— start —

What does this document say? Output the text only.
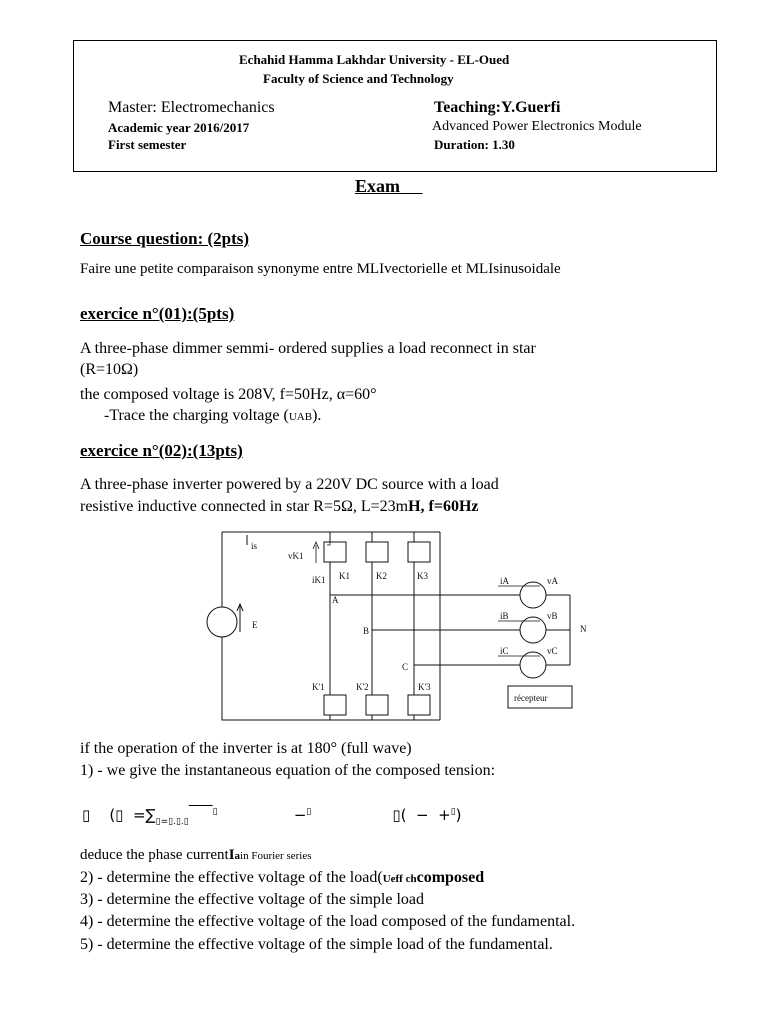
Echahid Hamma Lakhdar University - EL-Oued
Faculty of Science and Technology
Master: Electromechanics	Teaching:Y.Guerfi
Academic year 2016/2017	Advanced Power Electronics Module
First semester	Duration: 1.30
Exam
Course question: (2pts)
Faire une petite comparaison synonyme entre MLIvectorielle et MLIsinusoidale
exercice n°(01):(5pts)
A three-phase dimmer semmi- ordered supplies a load reconnect in star
(R=10Ω)
the composed voltage is 208V, f=50Hz, α=60°
-Trace the charging voltage (UAB).
exercice n°(02):(13pts)
A three-phase inverter powered by a 220V DC source with a load
resistive inductive connected in star R=5Ω, L=23mH, f=60Hz
is
E
vK1
iK1 K1	K2	K3
K'1	K'2	K'3
A
B
C
iA
iB
iC
vA
vB
vC
N
récepteur
if the operation of the inverter is at 180° (full wave)
1) - we give the instantaneous equation of the composed tension:
▯    (▯  $=\sum_{▯=▯.▯.▯}$     ▯                −▯                 ▯(  −  +▯)
deduce the phase currentIain Fourier series
2) - determine the effective voltage of the load(Ueff chcomposed
3) - determine the effective voltage of the simple load
4) - determine the effective voltage of the load composed of the fundamental.
5) - determine the effective voltage of the simple load of the fundamental.
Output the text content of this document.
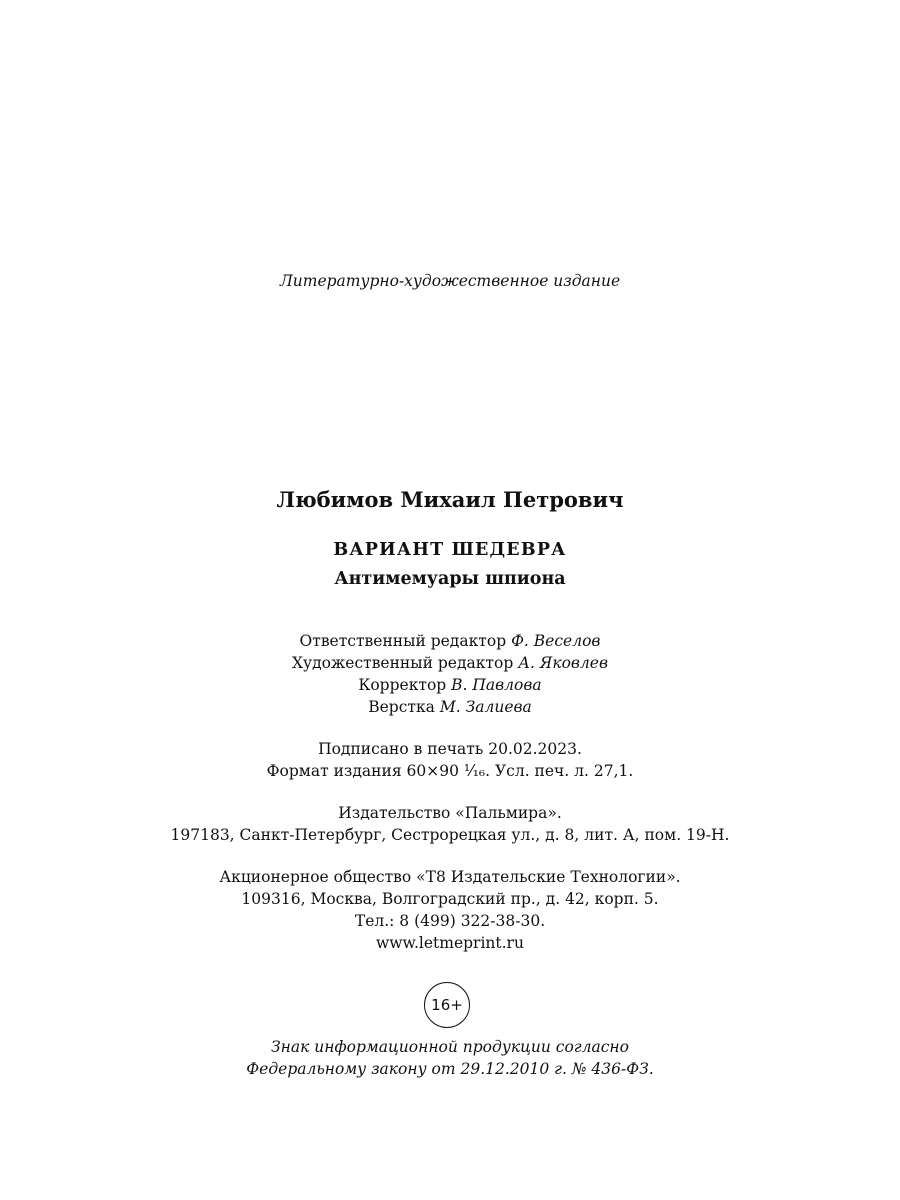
Литературно-художественное издание
Любимов Михаил Петрович
ВАРИАНТ ШЕДЕВРА
Антимемуары шпиона
Ответственный редактор Ф. Веселов
Художественный редактор А. Яковлев
Корректор В. Павлова
Верстка М. Залиева
Подписано в печать 20.02.2023.
Формат издания 60×90 ¹⁄₁₆. Усл. печ. л. 27,1.
Издательство «Пальмира».
197183, Санкт-Петербург, Сестрорецкая ул., д. 8, лит. А, пом. 19-Н.
Акционерное общество «Т8 Издательские Технологии».
109316, Москва, Волгоградский пр., д. 42, корп. 5.
Тел.: 8 (499) 322-38-30.
www.letmeprint.ru
16+
Знак информационной продукции согласно
Федеральному закону от 29.12.2010 г. № 436-ФЗ.
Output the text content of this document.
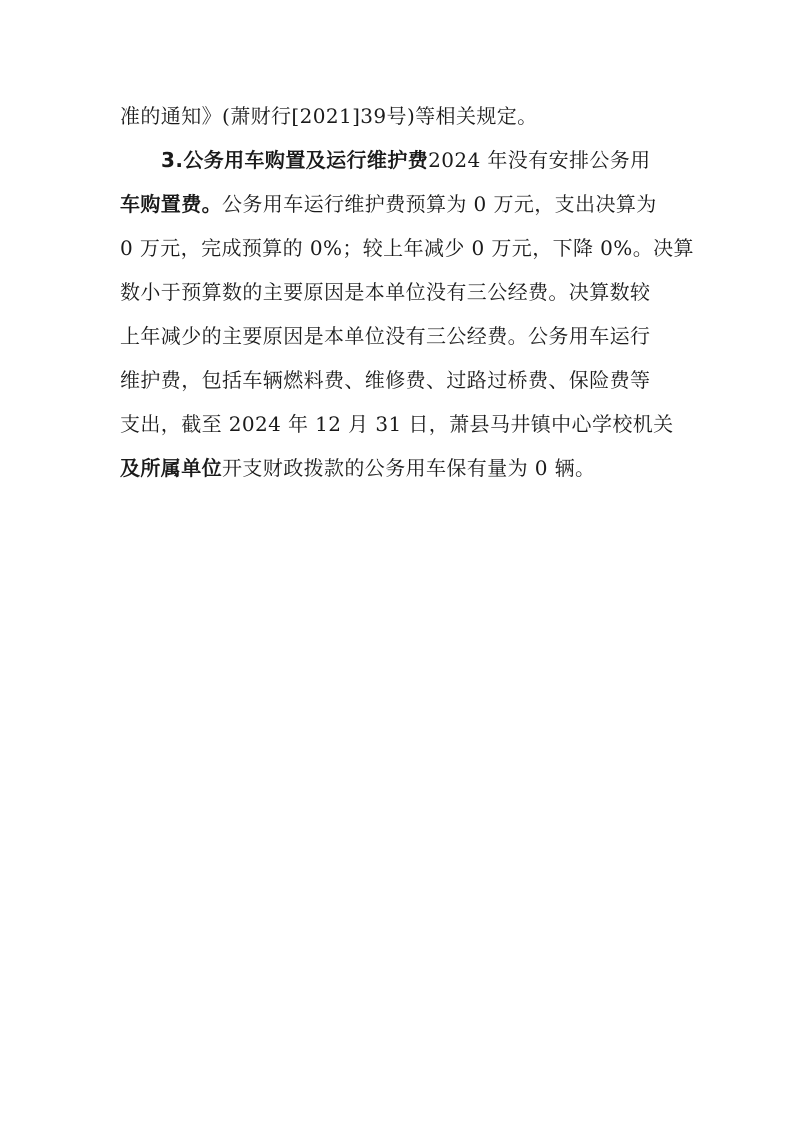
准的通知》(萧财行[2021]39号)等相关规定。
3.公务用车购置及运行维护费2024 年没有安排公务用
车购置费。公务用车运行维护费预算为 0 万元，支出决算为
0 万元，完成预算的 0%；较上年减少 0 万元，下降 0%。决算
数小于预算数的主要原因是本单位没有三公经费。决算数较
上年减少的主要原因是本单位没有三公经费。公务用车运行
维护费，包括车辆燃料费、维修费、过路过桥费、保险费等
支出，截至 2024 年 12 月 31 日，萧县马井镇中心学校机关
及所属单位开支财政拨款的公务用车保有量为 0 辆。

— end —

**Problem to solve**
Make an exact copy of all entries above, dropping the images.

**Solution for this task**
What does this document say? Output the text only.
Echahid Hamma Lakhdar University - EL-Oued
Faculty of Science and Technology
Master: Electromechanics	Teaching:Y.Guerfi
Academic year 2016/2017	Advanced Power Electronics Module
First semester	Duration: 1.30
Exam
Course question: (2pts)
Faire une petite comparaison synonyme entre MLIvectorielle et MLIsinusoidale
exercice n°(01):(5pts)
A three-phase dimmer semmi- ordered supplies a load reconnect in star
(R=10Ω)
the composed voltage is 208V, f=50Hz, α=60°
-Trace the charging voltage (UAB).
exercice n°(02):(13pts)
A three-phase inverter powered by a 220V DC source with a load
resistive inductive connected in star R=5Ω, L=23mH, f=60Hz
is
E
vK1
iK1 K1	K2	K3
K'1	K'2	K'3
A
B
C
iA
iB
iC
vA
vB
vC
N
récepteur
if the operation of the inverter is at 180° (full wave)
1) - we give the instantaneous equation of the composed tension:
▯    (▯  $=\sum_{▯=▯.▯.▯}$     ▯                −▯                 ▯(  −  +▯)
deduce the phase currentIain Fourier series
2) - determine the effective voltage of the load(Ueff chcomposed
3) - determine the effective voltage of the simple load
4) - determine the effective voltage of the load composed of the fundamental.
5) - determine the effective voltage of the simple load of the fundamental.
Output the text content of this document.
Литературно-художественное издание
Любимов Михаил Петрович
ВАРИАНТ ШЕДЕВРА
Антимемуары шпиона
Ответственный редактор Ф. Веселов
Художественный редактор А. Яковлев
Корректор В. Павлова
Верстка М. Залиева
Подписано в печать 20.02.2023.
Формат издания 60×90 ¹⁄₁₆. Усл. печ. л. 27,1.
Издательство «Пальмира».
197183, Санкт-Петербург, Сестрорецкая ул., д. 8, лит. А, пом. 19-Н.
Акционерное общество «Т8 Издательские Технологии».
109316, Москва, Волгоградский пр., д. 42, корп. 5.
Тел.: 8 (499) 322-38-30.
www.letmeprint.ru
16+
Знак информационной продукции согласно
Федеральному закону от 29.12.2010 г. № 436-ФЗ.
Output the text content of this document.
准的通知》(萧财行[2021]39号)等相关规定。
3.公务用车购置及运行维护费2024 年没有安排公务用
车购置费。公务用车运行维护费预算为 0 万元，支出决算为
0 万元，完成预算的 0%；较上年减少 0 万元，下降 0%。决算
数小于预算数的主要原因是本单位没有三公经费。决算数较
上年减少的主要原因是本单位没有三公经费。公务用车运行
维护费，包括车辆燃料费、维修费、过路过桥费、保险费等
支出，截至 2024 年 12 月 31 日，萧县马井镇中心学校机关
及所属单位开支财政拨款的公务用车保有量为 0 辆。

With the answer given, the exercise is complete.